PROMPT :: Write out every one of the rows below again, keeping each character and line unchanged.

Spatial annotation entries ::
***
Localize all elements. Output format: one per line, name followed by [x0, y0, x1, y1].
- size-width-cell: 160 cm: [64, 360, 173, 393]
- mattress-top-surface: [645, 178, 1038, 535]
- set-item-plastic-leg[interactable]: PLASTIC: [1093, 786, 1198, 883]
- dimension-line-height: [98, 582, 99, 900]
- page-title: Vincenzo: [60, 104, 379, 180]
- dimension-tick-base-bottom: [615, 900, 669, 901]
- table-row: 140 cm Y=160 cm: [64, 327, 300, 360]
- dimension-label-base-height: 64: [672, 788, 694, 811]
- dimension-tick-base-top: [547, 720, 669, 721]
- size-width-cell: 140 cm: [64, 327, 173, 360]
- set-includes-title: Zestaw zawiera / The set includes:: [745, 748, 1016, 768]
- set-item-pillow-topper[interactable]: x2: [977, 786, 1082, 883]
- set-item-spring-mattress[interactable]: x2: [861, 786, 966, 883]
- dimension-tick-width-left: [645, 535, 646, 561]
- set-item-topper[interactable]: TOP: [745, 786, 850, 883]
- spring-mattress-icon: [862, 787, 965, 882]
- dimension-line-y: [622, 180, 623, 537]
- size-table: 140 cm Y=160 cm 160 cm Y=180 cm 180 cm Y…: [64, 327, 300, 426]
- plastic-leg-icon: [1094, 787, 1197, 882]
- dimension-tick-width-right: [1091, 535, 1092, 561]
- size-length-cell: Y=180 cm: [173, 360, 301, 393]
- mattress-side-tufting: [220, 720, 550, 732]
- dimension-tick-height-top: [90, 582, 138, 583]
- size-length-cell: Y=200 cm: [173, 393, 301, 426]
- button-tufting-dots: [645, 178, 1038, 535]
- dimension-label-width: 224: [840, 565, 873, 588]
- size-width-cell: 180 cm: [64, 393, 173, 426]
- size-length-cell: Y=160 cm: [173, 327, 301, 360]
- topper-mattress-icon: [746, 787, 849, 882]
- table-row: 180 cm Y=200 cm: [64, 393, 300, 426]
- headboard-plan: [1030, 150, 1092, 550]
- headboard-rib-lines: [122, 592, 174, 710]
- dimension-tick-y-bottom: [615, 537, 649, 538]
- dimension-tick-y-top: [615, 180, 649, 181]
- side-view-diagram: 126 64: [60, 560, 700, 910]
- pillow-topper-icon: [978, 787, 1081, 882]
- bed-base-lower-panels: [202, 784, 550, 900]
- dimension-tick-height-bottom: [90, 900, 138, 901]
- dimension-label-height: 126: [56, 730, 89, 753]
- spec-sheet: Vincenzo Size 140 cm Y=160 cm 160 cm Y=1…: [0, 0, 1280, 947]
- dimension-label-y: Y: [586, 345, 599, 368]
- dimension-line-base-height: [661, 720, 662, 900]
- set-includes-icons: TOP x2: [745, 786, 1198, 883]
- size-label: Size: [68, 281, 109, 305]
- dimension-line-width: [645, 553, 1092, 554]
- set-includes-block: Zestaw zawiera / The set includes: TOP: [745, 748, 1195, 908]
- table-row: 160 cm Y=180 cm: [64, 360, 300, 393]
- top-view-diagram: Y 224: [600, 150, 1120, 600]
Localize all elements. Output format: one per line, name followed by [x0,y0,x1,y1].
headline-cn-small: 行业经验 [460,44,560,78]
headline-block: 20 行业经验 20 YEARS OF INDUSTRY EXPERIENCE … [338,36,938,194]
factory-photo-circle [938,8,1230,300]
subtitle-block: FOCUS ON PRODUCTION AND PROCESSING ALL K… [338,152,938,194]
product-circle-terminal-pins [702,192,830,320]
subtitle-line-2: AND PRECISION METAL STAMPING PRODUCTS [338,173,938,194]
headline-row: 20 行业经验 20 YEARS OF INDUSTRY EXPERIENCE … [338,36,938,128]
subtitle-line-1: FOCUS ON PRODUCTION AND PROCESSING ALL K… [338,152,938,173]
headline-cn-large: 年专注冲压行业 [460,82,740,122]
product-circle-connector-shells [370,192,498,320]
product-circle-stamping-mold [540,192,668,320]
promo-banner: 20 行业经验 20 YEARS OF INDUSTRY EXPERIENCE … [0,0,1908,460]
***
RESULT OF THE EXERCISE ::
Localize all elements. Output format: one per line, name followed by [x0, y0, x1, y1].
- size-width-cell: 160 cm: [64, 360, 173, 393]
- mattress-top-surface: [645, 178, 1038, 535]
- set-item-plastic-leg[interactable]: PLASTIC: [1093, 786, 1198, 883]
- dimension-line-height: [98, 582, 99, 900]
- page-title: Vincenzo: [60, 104, 379, 180]
- dimension-tick-base-bottom: [615, 900, 669, 901]
- table-row: 140 cm Y=160 cm: [64, 327, 300, 360]
- dimension-label-base-height: 64: [672, 788, 694, 811]
- dimension-tick-base-top: [547, 720, 669, 721]
- size-width-cell: 140 cm: [64, 327, 173, 360]
- set-includes-title: Zestaw zawiera / The set includes:: [745, 748, 1016, 768]
- set-item-pillow-topper[interactable]: x2: [977, 786, 1082, 883]
- set-item-spring-mattress[interactable]: x2: [861, 786, 966, 883]
- dimension-tick-width-left: [645, 535, 646, 561]
- set-item-topper[interactable]: TOP: [745, 786, 850, 883]
- spring-mattress-icon: [862, 787, 965, 882]
- dimension-line-y: [622, 180, 623, 537]
- size-table: 140 cm Y=160 cm 160 cm Y=180 cm 180 cm Y…: [64, 327, 300, 426]
- plastic-leg-icon: [1094, 787, 1197, 882]
- dimension-tick-width-right: [1091, 535, 1092, 561]
- size-length-cell: Y=180 cm: [173, 360, 301, 393]
- mattress-side-tufting: [220, 720, 550, 732]
- dimension-tick-height-top: [90, 582, 138, 583]
- size-length-cell: Y=200 cm: [173, 393, 301, 426]
- button-tufting-dots: [645, 178, 1038, 535]
- dimension-label-width: 224: [840, 565, 873, 588]
- size-width-cell: 180 cm: [64, 393, 173, 426]
- size-length-cell: Y=160 cm: [173, 327, 301, 360]
- topper-mattress-icon: [746, 787, 849, 882]
- table-row: 180 cm Y=200 cm: [64, 393, 300, 426]
- headboard-plan: [1030, 150, 1092, 550]
- headboard-rib-lines: [122, 592, 174, 710]
- dimension-tick-y-bottom: [615, 537, 649, 538]
- dimension-tick-y-top: [615, 180, 649, 181]
- side-view-diagram: 126 64: [60, 560, 700, 910]
- pillow-topper-icon: [978, 787, 1081, 882]
- bed-base-lower-panels: [202, 784, 550, 900]
- dimension-tick-height-bottom: [90, 900, 138, 901]
- dimension-label-height: 126: [56, 730, 89, 753]
- spec-sheet: Vincenzo Size 140 cm Y=160 cm 160 cm Y=1…: [0, 0, 1280, 947]
- dimension-label-y: Y: [586, 345, 599, 368]
- dimension-line-base-height: [661, 720, 662, 900]
- set-includes-icons: TOP x2: [745, 786, 1198, 883]
- size-label: Size: [68, 281, 109, 305]
- dimension-line-width: [645, 553, 1092, 554]
- set-includes-block: Zestaw zawiera / The set includes: TOP: [745, 748, 1195, 908]
- table-row: 160 cm Y=180 cm: [64, 360, 300, 393]
- top-view-diagram: Y 224: [600, 150, 1120, 600]
Localize all elements. Output format: one per line, name followed by [x0,y0,x1,y1].
headline-cn-small: 行业经验 [460,44,560,78]
headline-block: 20 行业经验 20 YEARS OF INDUSTRY EXPERIENCE … [338,36,938,194]
factory-photo-circle [938,8,1230,300]
subtitle-block: FOCUS ON PRODUCTION AND PROCESSING ALL K… [338,152,938,194]
product-circle-terminal-pins [702,192,830,320]
subtitle-line-2: AND PRECISION METAL STAMPING PRODUCTS [338,173,938,194]
headline-row: 20 行业经验 20 YEARS OF INDUSTRY EXPERIENCE … [338,36,938,128]
subtitle-line-1: FOCUS ON PRODUCTION AND PROCESSING ALL K… [338,152,938,173]
headline-cn-large: 年专注冲压行业 [460,82,740,122]
product-circle-connector-shells [370,192,498,320]
product-circle-stamping-mold [540,192,668,320]
promo-banner: 20 行业经验 20 YEARS OF INDUSTRY EXPERIENCE … [0,0,1908,460]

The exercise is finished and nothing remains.